OBJECTIVE: Word for word, transcribe the lines below and drop the pictures.

EXTRACTED MATERIAL:
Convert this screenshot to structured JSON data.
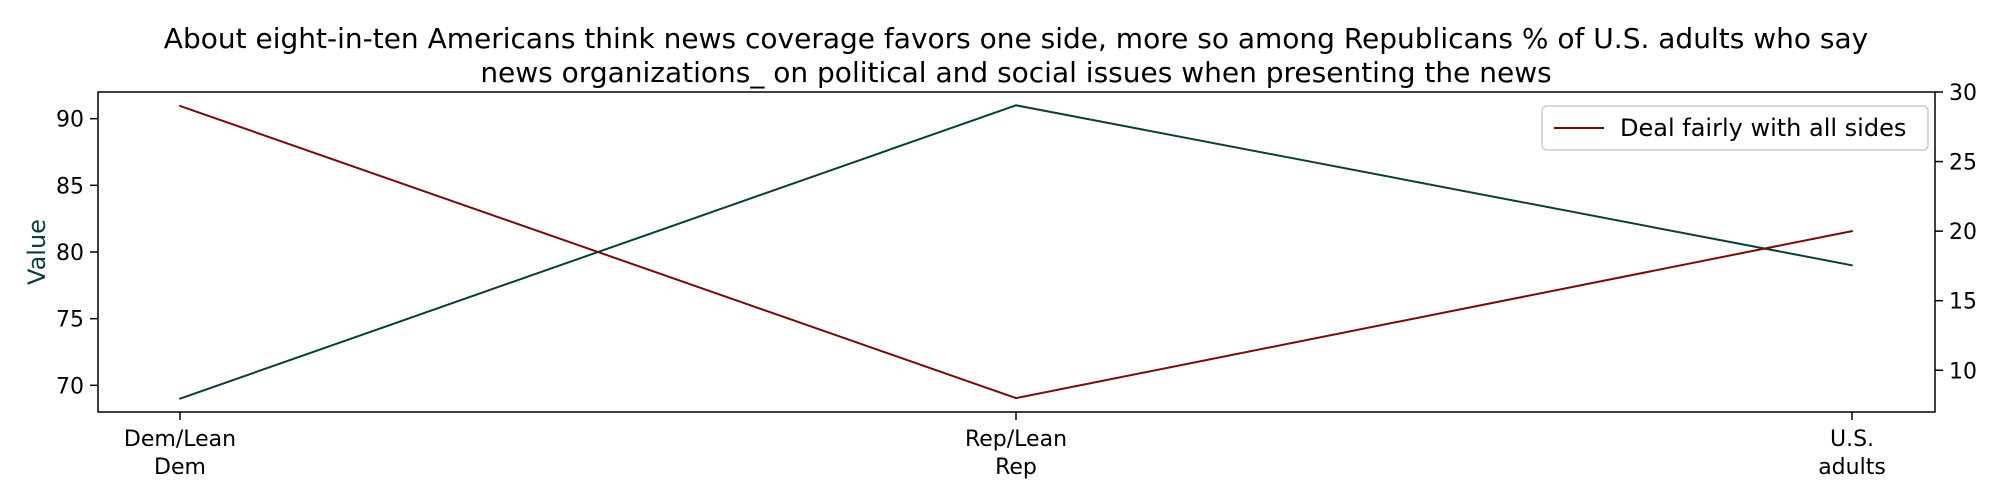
{
  "chart_data": {
    "type": "line",
    "title_lines": [
      "About eight-in-ten Americans think news coverage favors one side, more so among Republicans % of U.S. adults who say",
      "news organizations_ on political and social issues when presenting the news"
    ],
    "categories": [
      [
        "Dem/Lean",
        "Dem"
      ],
      [
        "Rep/Lean",
        "Rep"
      ],
      [
        "U.S.",
        "adults"
      ]
    ],
    "ylabel": "Value",
    "y_left": {
      "ylim": [
        68,
        92
      ],
      "ticks": [
        70,
        75,
        80,
        85,
        90
      ]
    },
    "y_right": {
      "ylim": [
        7,
        30
      ],
      "ticks": [
        10,
        15,
        20,
        25,
        30
      ]
    },
    "grid": false,
    "legend": {
      "placement": "top-right",
      "entries": [
        "Deal fairly with all sides"
      ]
    },
    "series": [
      {
        "axis": "left",
        "color": "#0b3d3d",
        "values": [
          69,
          91,
          79
        ]
      },
      {
        "name": "Deal fairly with all sides",
        "axis": "right",
        "color": "#7a0a0a",
        "values": [
          29,
          8,
          20
        ]
      }
    ]
  }
}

SOLUTION FOR THIS EXERCISE:
Convert this screenshot to structured JSON data.
{
  "chart_data": {
    "type": "line",
    "title_lines": [
      "About eight-in-ten Americans think news coverage favors one side, more so among Republicans % of U.S. adults who say",
      "news organizations_ on political and social issues when presenting the news"
    ],
    "categories": [
      [
        "Dem/Lean",
        "Dem"
      ],
      [
        "Rep/Lean",
        "Rep"
      ],
      [
        "U.S.",
        "adults"
      ]
    ],
    "ylabel": "Value",
    "y_left": {
      "ylim": [
        68,
        92
      ],
      "ticks": [
        70,
        75,
        80,
        85,
        90
      ]
    },
    "y_right": {
      "ylim": [
        7,
        30
      ],
      "ticks": [
        10,
        15,
        20,
        25,
        30
      ]
    },
    "grid": false,
    "legend": {
      "placement": "top-right",
      "entries": [
        "Deal fairly with all sides"
      ]
    },
    "series": [
      {
        "axis": "left",
        "color": "#0b3d3d",
        "values": [
          69,
          91,
          79
        ]
      },
      {
        "name": "Deal fairly with all sides",
        "axis": "right",
        "color": "#7a0a0a",
        "values": [
          29,
          8,
          20
        ]
      }
    ]
  }
}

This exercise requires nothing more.